Wednesday, 30 August 2017

August 2017 Update

The wet and stormy weather that dominated the last week of July has continued unabated into August. At the time of writing, most growers have only just managed two consecutive harvesting days! The relatively comfortable start to harvest in mid-july was quickly replaced with anxiety as heavy rain and wind in early-August battered very ripe Winter Barley and Oilseed Rape crops. Many growers by-passed winter barley in favour of OSR (being far more susceptible to storm damage) which unfortunately led to a loss of quality and yield in the winter barley crop.
Towards the middle of August most growers had made a start into spring barleys and wheats. Spring barleys once again have produced very respectable samples; if growers could consistently yield 3t/acre or higher with spring barley, it makes you question the merits of persisting with winter barley. Spring malting varieties all seem to be producing good quality and retention but with nitrogens marginally higher than has been seen in recent years.
Winter wheats so far have been fairly average; most first-wheats have been good but as yet nothing startling. Second-wheats however seem to have been much more mixed; it would seem that later drilled second-wheats that have hung on longer through summer have produced far better yields and quality than those drilled earlier. The greatest concern to have arisen through harvest is surrounding milling wheat quality; the persistent wet weather has led to a much greater variability in hagberg meaning there could be useful premiums over the coming year for any samples that do meet full-milling spec.

● **ENTRIES SUPPLIED**:

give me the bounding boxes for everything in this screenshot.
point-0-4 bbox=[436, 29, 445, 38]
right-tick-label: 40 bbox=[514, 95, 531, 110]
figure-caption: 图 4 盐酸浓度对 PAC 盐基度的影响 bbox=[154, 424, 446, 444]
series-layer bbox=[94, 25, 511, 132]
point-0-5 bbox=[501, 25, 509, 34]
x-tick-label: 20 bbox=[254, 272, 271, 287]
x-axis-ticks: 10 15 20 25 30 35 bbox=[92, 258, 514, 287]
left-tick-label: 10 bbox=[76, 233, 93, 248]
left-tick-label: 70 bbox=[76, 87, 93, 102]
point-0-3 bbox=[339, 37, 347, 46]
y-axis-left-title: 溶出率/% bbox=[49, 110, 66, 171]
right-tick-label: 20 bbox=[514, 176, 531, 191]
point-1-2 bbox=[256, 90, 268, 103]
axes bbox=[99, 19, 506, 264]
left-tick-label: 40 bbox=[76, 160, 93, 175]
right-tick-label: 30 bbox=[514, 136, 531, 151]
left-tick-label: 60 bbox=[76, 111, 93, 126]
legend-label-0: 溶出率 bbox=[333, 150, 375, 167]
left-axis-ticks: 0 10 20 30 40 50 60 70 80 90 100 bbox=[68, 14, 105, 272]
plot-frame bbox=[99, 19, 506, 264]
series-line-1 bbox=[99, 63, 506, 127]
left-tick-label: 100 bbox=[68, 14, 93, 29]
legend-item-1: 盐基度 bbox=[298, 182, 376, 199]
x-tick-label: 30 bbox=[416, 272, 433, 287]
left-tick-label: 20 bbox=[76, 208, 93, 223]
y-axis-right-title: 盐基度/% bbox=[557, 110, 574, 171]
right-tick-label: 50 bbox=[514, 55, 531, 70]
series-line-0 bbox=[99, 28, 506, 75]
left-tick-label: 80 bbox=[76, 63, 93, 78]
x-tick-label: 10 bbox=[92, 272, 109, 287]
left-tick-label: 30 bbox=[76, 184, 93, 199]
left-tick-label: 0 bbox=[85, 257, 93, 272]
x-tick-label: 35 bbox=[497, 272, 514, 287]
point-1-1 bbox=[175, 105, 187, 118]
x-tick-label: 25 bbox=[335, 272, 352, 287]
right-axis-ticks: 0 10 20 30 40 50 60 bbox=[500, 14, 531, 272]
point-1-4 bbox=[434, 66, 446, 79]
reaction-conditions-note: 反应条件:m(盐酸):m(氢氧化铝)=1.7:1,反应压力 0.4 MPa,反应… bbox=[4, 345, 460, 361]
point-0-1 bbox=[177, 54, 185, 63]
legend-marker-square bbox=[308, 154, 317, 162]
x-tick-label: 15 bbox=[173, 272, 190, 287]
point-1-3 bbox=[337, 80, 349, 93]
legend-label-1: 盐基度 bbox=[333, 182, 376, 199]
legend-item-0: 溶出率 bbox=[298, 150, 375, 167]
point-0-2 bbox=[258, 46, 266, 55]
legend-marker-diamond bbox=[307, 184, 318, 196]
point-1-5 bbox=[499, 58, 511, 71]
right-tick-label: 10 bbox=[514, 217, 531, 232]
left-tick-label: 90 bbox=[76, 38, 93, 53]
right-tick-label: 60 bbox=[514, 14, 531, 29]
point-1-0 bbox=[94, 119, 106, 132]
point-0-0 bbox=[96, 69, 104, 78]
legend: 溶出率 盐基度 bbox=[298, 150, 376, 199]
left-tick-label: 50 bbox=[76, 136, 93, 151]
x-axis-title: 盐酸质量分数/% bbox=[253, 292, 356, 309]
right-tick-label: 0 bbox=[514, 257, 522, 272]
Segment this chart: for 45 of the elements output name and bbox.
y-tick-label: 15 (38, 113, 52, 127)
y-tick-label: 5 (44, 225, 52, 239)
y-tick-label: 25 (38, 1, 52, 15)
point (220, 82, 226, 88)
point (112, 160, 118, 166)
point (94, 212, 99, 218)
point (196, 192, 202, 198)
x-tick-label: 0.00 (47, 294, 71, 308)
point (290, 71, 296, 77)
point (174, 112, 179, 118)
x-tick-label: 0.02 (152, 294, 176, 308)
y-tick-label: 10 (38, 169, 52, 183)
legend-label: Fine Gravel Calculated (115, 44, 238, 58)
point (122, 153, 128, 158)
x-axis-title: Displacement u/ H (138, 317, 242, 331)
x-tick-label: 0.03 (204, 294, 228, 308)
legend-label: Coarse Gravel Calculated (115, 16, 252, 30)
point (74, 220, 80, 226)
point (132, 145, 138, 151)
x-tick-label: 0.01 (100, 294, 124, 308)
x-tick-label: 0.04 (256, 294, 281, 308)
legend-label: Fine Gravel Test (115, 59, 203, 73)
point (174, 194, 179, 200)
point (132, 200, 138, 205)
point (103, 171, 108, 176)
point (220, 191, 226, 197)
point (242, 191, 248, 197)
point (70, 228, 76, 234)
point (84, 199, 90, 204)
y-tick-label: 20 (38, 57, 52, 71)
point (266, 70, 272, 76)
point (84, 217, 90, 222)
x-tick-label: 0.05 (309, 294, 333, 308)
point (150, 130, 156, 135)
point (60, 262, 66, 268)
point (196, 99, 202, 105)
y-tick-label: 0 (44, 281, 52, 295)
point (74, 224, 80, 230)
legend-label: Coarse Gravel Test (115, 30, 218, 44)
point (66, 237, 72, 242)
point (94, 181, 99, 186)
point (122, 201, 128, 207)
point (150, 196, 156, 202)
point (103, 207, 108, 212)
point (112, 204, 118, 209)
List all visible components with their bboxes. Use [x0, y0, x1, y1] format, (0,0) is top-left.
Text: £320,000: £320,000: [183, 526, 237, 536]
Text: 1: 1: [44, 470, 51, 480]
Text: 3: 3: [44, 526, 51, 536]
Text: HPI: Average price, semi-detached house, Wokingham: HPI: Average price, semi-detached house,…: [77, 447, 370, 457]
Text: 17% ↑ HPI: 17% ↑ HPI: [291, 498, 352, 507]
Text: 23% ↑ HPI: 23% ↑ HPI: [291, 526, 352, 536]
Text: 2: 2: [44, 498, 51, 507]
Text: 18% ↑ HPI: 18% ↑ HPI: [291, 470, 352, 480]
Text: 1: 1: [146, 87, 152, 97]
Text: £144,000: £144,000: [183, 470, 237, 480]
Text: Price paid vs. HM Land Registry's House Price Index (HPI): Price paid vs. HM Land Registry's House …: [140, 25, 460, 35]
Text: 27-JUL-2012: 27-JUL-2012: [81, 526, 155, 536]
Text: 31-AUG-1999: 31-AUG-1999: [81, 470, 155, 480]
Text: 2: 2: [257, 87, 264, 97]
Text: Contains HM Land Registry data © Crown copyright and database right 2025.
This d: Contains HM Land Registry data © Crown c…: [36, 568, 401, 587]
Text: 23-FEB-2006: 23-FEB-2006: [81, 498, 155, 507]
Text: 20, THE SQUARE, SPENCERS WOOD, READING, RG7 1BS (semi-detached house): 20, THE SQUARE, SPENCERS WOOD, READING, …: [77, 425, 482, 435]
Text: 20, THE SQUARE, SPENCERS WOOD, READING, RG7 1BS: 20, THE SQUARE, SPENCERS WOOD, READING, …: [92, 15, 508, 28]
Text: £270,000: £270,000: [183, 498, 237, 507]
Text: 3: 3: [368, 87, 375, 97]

● **GIVEN INSTRUCTION**: Print the passage of the August 2017 harvest update that begins at the words "August 2017 Update" and stops after the words "winter barley crop.", reproducing it word for word.

● **FULL OUTPUT**:
August 2017 Update

The wet and stormy weather that dominated the last week of July has continued unabated into August. At the time of writing, most growers have only just managed two consecutive harvesting days! The relatively comfortable start to harvest in mid-july was quickly replaced with anxiety as heavy rain and wind in early-August battered very ripe Winter Barley and Oilseed Rape crops. Many growers by-passed winter barley in favour of OSR (being far more susceptible to storm damage) which unfortunately led to a loss of quality and yield in the winter barley crop.